# [Short task]
Return all lines from the listing below in which the string "What" occurs.

(Extracted data entries)

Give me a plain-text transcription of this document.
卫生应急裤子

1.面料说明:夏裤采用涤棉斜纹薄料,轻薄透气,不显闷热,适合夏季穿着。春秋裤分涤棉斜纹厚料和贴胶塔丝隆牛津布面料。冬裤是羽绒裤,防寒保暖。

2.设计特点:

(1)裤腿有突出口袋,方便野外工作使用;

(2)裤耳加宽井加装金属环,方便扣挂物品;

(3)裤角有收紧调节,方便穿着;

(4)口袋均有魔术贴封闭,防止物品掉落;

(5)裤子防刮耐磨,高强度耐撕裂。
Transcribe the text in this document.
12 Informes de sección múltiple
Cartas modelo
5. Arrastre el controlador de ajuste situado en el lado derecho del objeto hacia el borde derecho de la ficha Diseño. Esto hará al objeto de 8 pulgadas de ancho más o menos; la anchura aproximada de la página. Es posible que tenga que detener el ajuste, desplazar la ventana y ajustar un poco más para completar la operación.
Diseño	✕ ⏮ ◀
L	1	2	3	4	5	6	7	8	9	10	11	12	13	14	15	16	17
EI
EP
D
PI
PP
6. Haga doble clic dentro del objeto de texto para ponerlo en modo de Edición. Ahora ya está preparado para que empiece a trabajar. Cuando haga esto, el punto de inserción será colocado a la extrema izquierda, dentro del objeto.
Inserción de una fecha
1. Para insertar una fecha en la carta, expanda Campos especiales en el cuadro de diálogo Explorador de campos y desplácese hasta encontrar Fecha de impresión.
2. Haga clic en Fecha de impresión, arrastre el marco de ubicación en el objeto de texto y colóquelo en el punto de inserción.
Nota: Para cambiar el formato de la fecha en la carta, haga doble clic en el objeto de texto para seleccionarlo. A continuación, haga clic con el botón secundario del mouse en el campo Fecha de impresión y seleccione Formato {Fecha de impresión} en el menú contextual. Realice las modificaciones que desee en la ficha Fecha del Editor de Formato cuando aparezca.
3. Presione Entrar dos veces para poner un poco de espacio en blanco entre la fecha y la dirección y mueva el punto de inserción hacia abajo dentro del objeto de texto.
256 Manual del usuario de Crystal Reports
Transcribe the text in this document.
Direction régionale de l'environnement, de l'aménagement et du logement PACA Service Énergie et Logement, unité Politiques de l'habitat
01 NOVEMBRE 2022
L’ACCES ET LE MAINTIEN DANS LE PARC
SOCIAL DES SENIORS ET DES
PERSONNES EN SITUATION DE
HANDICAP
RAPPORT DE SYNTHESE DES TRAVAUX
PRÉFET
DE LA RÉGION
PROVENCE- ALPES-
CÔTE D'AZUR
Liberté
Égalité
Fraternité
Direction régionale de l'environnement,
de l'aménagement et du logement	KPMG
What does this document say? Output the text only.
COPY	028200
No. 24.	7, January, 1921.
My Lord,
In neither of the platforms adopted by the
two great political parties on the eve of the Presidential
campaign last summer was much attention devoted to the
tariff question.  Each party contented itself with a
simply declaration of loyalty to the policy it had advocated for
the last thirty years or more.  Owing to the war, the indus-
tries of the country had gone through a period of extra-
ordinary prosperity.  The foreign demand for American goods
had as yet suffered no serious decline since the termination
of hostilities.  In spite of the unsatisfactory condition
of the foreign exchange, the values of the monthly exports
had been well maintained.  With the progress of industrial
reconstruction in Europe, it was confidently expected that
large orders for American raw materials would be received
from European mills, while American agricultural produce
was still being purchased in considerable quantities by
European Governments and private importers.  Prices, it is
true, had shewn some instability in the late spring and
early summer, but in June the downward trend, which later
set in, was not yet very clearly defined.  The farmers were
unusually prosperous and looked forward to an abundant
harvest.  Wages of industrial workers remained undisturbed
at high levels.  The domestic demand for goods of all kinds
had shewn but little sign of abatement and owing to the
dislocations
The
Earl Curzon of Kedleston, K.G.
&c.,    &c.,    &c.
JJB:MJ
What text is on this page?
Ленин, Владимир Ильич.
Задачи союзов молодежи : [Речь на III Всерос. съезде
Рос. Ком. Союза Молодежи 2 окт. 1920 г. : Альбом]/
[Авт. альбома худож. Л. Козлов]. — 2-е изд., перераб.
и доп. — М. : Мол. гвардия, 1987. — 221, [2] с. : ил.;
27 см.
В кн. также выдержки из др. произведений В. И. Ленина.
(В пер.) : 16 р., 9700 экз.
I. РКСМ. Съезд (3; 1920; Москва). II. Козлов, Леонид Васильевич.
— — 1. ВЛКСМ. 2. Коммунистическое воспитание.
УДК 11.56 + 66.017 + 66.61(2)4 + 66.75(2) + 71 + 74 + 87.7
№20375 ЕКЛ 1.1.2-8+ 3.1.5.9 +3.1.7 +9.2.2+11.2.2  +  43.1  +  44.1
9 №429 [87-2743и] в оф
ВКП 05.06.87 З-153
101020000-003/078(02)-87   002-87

# [Output of the task]
What does this document say? Output the text only.
What text is on this page?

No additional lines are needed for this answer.